◆ **Exercise input**
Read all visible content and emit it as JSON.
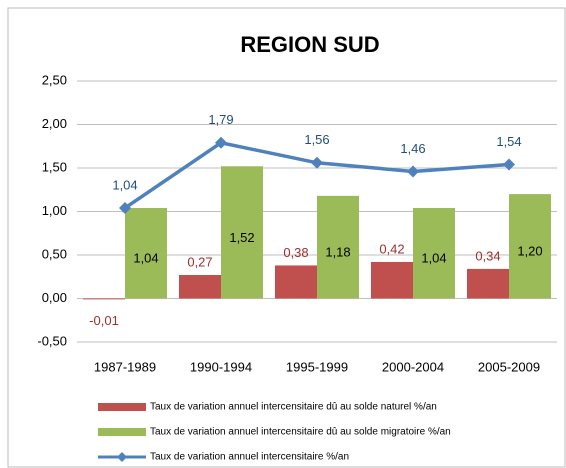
{
  "chart_data": {
    "type": "bar",
    "title": "REGION SUD",
    "categories": [
      "1987-1989",
      "1990-1994",
      "1995-1999",
      "2000-2004",
      "2005-2009"
    ],
    "series": [
      {
        "name": "Taux de variation annuel intercensitaire dû au solde naturel  %/an",
        "type": "bar",
        "color": "#c0504d",
        "values": [
          -0.01,
          0.27,
          0.38,
          0.42,
          0.34
        ],
        "value_labels": [
          "-0,01",
          "0,27",
          "0,38",
          "0,42",
          "0,34"
        ]
      },
      {
        "name": "Taux de variation annuel intercensitaire dû au solde migratoire  %/an",
        "type": "bar",
        "color": "#9bbb59",
        "values": [
          1.04,
          1.52,
          1.18,
          1.04,
          1.2
        ],
        "value_labels": [
          "1,04",
          "1,52",
          "1,18",
          "1,04",
          "1,20"
        ]
      },
      {
        "name": "Taux de variation annuel intercensitaire %/an",
        "type": "line",
        "color": "#4f81bd",
        "values": [
          1.04,
          1.79,
          1.56,
          1.46,
          1.54
        ],
        "value_labels": [
          "1,04",
          "1,79",
          "1,56",
          "1,46",
          "1,54"
        ]
      }
    ],
    "ylim": [
      -0.5,
      2.5
    ],
    "yticks": [
      {
        "value": -0.5,
        "label": "-0,50"
      },
      {
        "value": 0,
        "label": "0,00"
      },
      {
        "value": 0.5,
        "label": "0,50"
      },
      {
        "value": 1,
        "label": "1,00"
      },
      {
        "value": 1.5,
        "label": "1,50"
      },
      {
        "value": 2,
        "label": "2,00"
      },
      {
        "value": 2.5,
        "label": "2,50"
      }
    ],
    "grid": true,
    "legend": "bottom"
  }
}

◆ **Goal of the exercise**
Each record above must be returned exactly as written, with its pictures omitted.

◆ **Exercise result**
Read all visible content and emit it as JSON.
{
  "chart_data": {
    "type": "bar",
    "title": "REGION SUD",
    "categories": [
      "1987-1989",
      "1990-1994",
      "1995-1999",
      "2000-2004",
      "2005-2009"
    ],
    "series": [
      {
        "name": "Taux de variation annuel intercensitaire dû au solde naturel  %/an",
        "type": "bar",
        "color": "#c0504d",
        "values": [
          -0.01,
          0.27,
          0.38,
          0.42,
          0.34
        ],
        "value_labels": [
          "-0,01",
          "0,27",
          "0,38",
          "0,42",
          "0,34"
        ]
      },
      {
        "name": "Taux de variation annuel intercensitaire dû au solde migratoire  %/an",
        "type": "bar",
        "color": "#9bbb59",
        "values": [
          1.04,
          1.52,
          1.18,
          1.04,
          1.2
        ],
        "value_labels": [
          "1,04",
          "1,52",
          "1,18",
          "1,04",
          "1,20"
        ]
      },
      {
        "name": "Taux de variation annuel intercensitaire %/an",
        "type": "line",
        "color": "#4f81bd",
        "values": [
          1.04,
          1.79,
          1.56,
          1.46,
          1.54
        ],
        "value_labels": [
          "1,04",
          "1,79",
          "1,56",
          "1,46",
          "1,54"
        ]
      }
    ],
    "ylim": [
      -0.5,
      2.5
    ],
    "yticks": [
      {
        "value": -0.5,
        "label": "-0,50"
      },
      {
        "value": 0,
        "label": "0,00"
      },
      {
        "value": 0.5,
        "label": "0,50"
      },
      {
        "value": 1,
        "label": "1,00"
      },
      {
        "value": 1.5,
        "label": "1,50"
      },
      {
        "value": 2,
        "label": "2,00"
      },
      {
        "value": 2.5,
        "label": "2,50"
      }
    ],
    "grid": true,
    "legend": "bottom"
  }
}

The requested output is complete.